[ENTRIES]
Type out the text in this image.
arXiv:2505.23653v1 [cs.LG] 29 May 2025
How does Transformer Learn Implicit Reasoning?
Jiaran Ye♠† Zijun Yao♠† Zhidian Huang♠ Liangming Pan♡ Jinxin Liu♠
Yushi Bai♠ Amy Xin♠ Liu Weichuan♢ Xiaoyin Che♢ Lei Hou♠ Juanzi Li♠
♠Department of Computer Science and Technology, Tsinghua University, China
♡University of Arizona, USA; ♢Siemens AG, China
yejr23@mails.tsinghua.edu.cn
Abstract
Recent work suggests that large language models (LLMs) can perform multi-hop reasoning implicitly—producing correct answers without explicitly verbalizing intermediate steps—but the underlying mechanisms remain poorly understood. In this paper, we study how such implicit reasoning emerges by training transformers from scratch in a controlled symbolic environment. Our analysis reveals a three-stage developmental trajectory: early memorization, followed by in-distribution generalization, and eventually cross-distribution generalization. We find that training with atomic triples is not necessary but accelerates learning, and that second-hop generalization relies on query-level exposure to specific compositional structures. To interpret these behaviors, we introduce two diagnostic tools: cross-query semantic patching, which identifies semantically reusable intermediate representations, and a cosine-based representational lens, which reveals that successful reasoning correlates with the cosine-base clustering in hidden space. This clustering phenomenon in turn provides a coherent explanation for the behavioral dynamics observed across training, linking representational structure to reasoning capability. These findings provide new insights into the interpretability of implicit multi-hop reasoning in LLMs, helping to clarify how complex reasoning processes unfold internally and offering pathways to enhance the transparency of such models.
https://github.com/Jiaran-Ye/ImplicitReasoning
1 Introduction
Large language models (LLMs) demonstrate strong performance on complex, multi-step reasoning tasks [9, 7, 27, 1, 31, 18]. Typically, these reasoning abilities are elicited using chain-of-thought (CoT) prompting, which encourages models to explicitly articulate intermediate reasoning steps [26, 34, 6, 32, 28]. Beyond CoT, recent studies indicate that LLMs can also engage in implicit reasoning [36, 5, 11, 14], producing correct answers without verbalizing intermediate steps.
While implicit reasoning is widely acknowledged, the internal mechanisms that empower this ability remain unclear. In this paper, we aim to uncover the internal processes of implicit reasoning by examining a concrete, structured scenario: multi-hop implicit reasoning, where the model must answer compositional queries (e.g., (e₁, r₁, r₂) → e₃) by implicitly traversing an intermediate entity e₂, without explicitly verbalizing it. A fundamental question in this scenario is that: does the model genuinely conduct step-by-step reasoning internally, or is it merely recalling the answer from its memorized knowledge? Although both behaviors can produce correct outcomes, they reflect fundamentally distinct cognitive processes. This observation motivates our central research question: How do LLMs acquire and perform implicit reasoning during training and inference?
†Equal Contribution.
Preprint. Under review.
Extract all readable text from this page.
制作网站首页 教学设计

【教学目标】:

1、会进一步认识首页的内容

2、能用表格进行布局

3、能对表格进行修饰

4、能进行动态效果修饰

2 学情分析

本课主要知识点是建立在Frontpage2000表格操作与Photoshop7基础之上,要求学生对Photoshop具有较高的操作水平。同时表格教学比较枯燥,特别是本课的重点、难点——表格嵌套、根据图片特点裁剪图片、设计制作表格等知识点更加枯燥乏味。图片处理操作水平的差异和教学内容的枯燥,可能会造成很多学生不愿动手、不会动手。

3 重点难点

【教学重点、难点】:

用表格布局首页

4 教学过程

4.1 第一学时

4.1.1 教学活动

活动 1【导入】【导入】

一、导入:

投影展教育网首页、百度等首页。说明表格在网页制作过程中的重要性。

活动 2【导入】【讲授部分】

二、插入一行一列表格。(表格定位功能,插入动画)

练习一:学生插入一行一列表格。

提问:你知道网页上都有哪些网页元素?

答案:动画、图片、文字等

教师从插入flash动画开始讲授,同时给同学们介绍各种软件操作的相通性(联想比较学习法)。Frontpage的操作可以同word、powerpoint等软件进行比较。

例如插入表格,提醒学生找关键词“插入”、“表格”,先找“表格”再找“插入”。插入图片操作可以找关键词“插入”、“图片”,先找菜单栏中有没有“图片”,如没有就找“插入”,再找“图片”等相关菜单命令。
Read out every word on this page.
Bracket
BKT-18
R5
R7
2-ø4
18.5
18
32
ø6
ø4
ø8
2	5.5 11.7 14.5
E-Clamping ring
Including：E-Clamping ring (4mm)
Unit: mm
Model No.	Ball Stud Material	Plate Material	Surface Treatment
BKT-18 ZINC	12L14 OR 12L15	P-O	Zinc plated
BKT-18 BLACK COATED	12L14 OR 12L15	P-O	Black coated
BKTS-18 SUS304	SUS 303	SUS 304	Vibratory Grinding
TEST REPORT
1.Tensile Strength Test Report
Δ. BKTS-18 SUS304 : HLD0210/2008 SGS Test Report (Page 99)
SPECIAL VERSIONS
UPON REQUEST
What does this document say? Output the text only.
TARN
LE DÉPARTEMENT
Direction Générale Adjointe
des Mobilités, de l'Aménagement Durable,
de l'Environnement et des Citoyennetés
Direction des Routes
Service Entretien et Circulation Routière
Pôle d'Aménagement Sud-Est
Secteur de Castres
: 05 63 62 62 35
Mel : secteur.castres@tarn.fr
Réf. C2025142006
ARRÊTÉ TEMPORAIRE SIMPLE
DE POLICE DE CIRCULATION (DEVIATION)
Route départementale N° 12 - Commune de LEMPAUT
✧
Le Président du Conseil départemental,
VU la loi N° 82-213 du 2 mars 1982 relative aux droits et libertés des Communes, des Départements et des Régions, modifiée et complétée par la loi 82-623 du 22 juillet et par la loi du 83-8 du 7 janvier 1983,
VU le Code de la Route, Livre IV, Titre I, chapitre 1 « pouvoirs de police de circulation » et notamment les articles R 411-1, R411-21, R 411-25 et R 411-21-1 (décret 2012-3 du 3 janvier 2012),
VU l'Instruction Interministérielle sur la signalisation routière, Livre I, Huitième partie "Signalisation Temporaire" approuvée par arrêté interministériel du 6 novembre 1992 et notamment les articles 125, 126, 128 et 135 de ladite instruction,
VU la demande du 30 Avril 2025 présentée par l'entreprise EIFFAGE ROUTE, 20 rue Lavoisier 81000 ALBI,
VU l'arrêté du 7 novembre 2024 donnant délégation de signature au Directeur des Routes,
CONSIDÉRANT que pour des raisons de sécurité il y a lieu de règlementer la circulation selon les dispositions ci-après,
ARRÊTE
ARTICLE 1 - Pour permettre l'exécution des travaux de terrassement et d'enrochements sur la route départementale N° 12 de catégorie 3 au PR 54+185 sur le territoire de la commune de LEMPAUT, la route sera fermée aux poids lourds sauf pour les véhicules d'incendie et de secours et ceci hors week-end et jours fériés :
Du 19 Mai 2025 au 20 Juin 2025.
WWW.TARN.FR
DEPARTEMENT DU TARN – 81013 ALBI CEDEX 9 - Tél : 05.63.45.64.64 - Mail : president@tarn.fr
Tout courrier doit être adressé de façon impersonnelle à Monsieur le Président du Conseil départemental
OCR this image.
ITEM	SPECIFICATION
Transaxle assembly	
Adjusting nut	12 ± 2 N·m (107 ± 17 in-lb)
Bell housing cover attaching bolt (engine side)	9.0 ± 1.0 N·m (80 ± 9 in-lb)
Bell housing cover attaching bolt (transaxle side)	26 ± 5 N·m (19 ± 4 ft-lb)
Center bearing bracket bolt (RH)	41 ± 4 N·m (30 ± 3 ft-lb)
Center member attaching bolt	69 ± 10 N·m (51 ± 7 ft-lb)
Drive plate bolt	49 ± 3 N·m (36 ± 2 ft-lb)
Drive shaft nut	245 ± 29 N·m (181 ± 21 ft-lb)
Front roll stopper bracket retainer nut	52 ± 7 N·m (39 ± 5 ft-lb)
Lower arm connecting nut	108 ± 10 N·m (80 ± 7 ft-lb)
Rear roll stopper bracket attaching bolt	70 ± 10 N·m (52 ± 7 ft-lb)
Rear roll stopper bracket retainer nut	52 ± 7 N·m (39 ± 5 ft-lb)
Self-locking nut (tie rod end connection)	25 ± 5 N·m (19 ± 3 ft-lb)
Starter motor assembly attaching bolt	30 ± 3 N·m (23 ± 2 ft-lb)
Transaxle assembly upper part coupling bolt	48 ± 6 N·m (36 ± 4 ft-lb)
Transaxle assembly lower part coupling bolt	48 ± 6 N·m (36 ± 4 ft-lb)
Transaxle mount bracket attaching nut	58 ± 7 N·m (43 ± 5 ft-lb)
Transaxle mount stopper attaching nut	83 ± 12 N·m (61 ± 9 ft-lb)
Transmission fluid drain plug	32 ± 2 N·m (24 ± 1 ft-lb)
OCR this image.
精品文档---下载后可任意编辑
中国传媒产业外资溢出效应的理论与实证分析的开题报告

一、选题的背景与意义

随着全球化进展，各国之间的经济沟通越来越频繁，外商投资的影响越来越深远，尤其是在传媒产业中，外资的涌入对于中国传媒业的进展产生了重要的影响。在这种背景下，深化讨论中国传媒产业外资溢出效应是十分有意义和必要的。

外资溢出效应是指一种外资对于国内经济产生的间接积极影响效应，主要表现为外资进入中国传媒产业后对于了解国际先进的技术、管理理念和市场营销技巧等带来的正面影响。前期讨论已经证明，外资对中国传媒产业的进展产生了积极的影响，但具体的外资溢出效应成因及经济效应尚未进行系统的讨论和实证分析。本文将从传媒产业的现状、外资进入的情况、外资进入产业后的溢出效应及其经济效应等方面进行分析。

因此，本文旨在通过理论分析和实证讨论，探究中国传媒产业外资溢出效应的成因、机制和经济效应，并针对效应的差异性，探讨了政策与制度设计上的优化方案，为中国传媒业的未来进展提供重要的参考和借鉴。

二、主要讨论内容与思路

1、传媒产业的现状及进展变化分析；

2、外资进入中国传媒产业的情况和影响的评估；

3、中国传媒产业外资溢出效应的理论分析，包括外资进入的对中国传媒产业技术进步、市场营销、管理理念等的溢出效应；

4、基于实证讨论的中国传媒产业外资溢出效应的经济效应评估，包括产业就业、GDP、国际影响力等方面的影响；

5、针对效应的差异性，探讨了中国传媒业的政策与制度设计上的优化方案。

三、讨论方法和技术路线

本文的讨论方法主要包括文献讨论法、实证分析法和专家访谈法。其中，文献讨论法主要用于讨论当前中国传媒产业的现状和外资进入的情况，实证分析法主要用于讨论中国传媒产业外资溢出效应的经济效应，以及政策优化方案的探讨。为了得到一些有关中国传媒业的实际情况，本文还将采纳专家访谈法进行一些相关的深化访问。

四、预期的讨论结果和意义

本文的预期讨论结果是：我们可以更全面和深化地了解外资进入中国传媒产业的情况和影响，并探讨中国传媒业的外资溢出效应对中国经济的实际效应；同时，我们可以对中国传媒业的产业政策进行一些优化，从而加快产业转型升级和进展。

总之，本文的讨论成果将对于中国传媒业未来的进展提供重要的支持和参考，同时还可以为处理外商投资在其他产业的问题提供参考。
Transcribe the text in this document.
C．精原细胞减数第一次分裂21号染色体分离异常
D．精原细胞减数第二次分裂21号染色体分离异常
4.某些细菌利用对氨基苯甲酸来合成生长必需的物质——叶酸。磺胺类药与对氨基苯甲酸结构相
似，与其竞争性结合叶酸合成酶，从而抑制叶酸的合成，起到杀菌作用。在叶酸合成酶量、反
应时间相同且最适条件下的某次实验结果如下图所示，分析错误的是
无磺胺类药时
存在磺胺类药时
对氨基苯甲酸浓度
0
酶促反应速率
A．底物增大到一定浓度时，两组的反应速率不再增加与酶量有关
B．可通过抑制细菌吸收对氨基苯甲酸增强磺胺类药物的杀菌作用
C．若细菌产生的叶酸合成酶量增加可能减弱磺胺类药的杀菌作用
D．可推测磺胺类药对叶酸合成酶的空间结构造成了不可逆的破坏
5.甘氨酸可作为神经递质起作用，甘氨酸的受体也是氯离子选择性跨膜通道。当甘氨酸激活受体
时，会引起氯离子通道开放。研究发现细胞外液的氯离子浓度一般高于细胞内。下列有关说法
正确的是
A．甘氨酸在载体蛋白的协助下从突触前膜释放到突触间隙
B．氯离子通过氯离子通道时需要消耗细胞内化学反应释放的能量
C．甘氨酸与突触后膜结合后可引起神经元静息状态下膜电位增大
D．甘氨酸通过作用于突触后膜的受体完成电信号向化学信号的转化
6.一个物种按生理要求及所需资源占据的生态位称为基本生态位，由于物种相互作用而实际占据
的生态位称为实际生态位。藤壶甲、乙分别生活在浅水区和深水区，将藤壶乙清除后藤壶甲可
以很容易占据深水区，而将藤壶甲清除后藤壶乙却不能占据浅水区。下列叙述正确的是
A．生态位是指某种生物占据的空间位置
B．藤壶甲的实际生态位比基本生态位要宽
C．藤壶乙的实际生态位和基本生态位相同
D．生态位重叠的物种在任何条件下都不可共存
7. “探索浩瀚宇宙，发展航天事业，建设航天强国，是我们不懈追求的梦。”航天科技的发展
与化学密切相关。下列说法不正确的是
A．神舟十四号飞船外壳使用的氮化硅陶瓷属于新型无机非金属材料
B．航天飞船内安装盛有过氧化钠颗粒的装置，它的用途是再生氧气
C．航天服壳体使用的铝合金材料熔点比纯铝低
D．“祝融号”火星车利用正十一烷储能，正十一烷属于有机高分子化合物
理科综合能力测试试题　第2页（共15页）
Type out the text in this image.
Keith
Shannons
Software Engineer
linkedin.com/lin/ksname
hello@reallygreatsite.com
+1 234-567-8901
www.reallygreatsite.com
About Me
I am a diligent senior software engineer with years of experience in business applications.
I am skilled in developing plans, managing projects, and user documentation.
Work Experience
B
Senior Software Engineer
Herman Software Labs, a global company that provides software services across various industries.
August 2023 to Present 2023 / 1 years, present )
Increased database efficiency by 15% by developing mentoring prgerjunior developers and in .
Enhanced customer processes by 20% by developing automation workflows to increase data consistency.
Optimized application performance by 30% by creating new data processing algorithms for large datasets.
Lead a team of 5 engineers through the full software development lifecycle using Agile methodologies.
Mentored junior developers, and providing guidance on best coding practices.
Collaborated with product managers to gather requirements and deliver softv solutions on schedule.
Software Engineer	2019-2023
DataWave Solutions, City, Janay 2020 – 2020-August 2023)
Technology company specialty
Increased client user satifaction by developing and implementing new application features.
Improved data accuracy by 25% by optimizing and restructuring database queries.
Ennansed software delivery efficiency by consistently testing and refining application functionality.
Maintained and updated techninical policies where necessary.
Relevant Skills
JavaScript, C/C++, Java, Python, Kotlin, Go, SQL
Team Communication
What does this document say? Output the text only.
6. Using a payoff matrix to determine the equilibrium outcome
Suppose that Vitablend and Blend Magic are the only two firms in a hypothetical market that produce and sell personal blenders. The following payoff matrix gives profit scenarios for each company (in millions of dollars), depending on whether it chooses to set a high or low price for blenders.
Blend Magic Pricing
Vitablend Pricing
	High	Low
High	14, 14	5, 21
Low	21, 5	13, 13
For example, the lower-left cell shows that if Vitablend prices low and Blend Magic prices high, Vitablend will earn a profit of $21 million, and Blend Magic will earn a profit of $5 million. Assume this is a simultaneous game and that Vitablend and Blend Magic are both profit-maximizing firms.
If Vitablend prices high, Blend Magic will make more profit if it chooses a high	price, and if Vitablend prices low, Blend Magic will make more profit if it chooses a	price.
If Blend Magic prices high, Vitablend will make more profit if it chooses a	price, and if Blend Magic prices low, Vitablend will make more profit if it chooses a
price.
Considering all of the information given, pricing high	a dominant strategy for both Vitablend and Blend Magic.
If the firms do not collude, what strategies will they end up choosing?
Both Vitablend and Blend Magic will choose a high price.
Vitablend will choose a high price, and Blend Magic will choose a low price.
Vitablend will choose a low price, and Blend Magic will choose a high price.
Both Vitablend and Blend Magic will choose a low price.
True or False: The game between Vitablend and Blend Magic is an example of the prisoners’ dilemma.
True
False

[GIVEN EXERCISE]
In the entries above, identify each line that includes the string "company", then copy it.

[FULL RESPONSE]
Herman Software Labs, a global company that provides software services across various industries.
Technology company specialty
Suppose that Vitablend and Blend Magic are the only two firms in a hypothetical market that produce and sell personal blenders. The following payoff matrix gives profit scenarios for each company (in millions of dollars), depending on whether it chooses to set a high or low price for blenders.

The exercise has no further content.